### Problem to work on
Go through the data below. List every line that holds the word "Hospital".

[Data excerpts]

---

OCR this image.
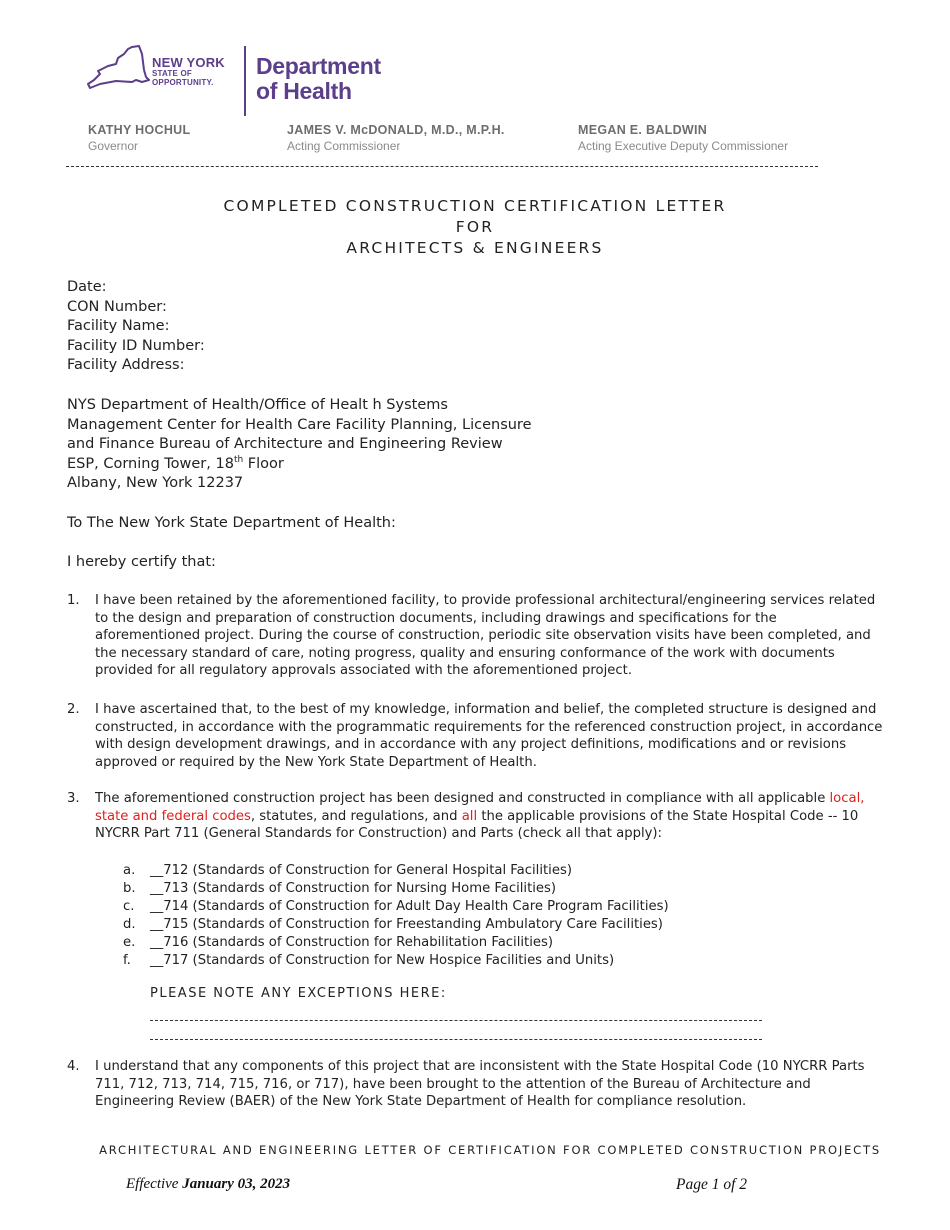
NEW YORK
STATE OF
OPPORTUNITY.
Department
of Health
KATHY HOCHUL
Governor
JAMES V. McDONALD, M.D., M.P.H.
Acting Commissioner
MEGAN E. BALDWIN
Acting Executive Deputy Commissioner
COMPLETED CONSTRUCTION CERTIFICATION LETTER
FOR
ARCHITECTS & ENGINEERS
Date:
CON Number:
Facility Name:
Facility ID Number:
Facility Address:
NYS Department of Health/Office of Healt h Systems
Management Center for Health Care Facility Planning, Licensure
and Finance Bureau of Architecture and Engineering Review
ESP, Corning Tower, 18th Floor
Albany, New York 12237
To The New York State Department of Health:
I hereby certify that:
1. I have been retained by the aforementioned facility, to provide professional architectural/engineering services related to the design and preparation of construction documents, including drawings and specifications for the aforementioned project. During the course of construction, periodic site observation visits have been completed, and the necessary standard of care, noting progress, quality and ensuring conformance of the work with documents provided for all regulatory approvals associated with the aforementioned project.
2. I have ascertained that, to the best of my knowledge, information and belief, the completed structure is designed and constructed, in accordance with the programmatic requirements for the referenced construction project, in accordance with design development drawings, and in accordance with any project definitions, modifications and or revisions approved or required by the New York State Department of Health.
3. The aforementioned construction project has been designed and constructed in compliance with all applicable local, state and federal codes, statutes, and regulations, and all the applicable provisions of the State Hospital Code -- 10 NYCRR Part 711 (General Standards for Construction) and Parts (check all that apply):
a. __712 (Standards of Construction for General Hospital Facilities)
b. __713 (Standards of Construction for Nursing Home Facilities)
c. __714 (Standards of Construction for Adult Day Health Care Program Facilities)
d. __715 (Standards of Construction for Freestanding Ambulatory Care Facilities)
e. __716 (Standards of Construction for Rehabilitation Facilities)
f. __717 (Standards of Construction for New Hospice Facilities and Units)
PLEASE NOTE ANY EXCEPTIONS HERE:
4. I understand that any components of this project that are inconsistent with the State Hospital Code (10 NYCRR Parts 711, 712, 713, 714, 715, 716, or 717), have been brought to the attention of the Bureau of Architecture and Engineering Review (BAER) of the New York State Department of Health for compliance resolution.
ARCHITECTURAL AND ENGINEERING LETTER OF CERTIFICATION FOR COMPLETED CONSTRUCTION PROJECTS
Effective January 03, 2023	Page 1 of 2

---

### Exercise output
3. The aforementioned construction project has been designed and constructed in compliance with all applicable local, state and federal codes, statutes, and regulations, and all the applicable provisions of the State Hospital Code -- 10 NYCRR Part 711 (General Standards for Construction) and Parts (check all that apply):
a. __712 (Standards of Construction for General Hospital Facilities)
4. I understand that any components of this project that are inconsistent with the State Hospital Code (10 NYCRR Parts 711, 712, 713, 714, 715, 716, or 717), have been brought to the attention of the Bureau of Architecture and Engineering Review (BAER) of the New York State Department of Health for compliance resolution.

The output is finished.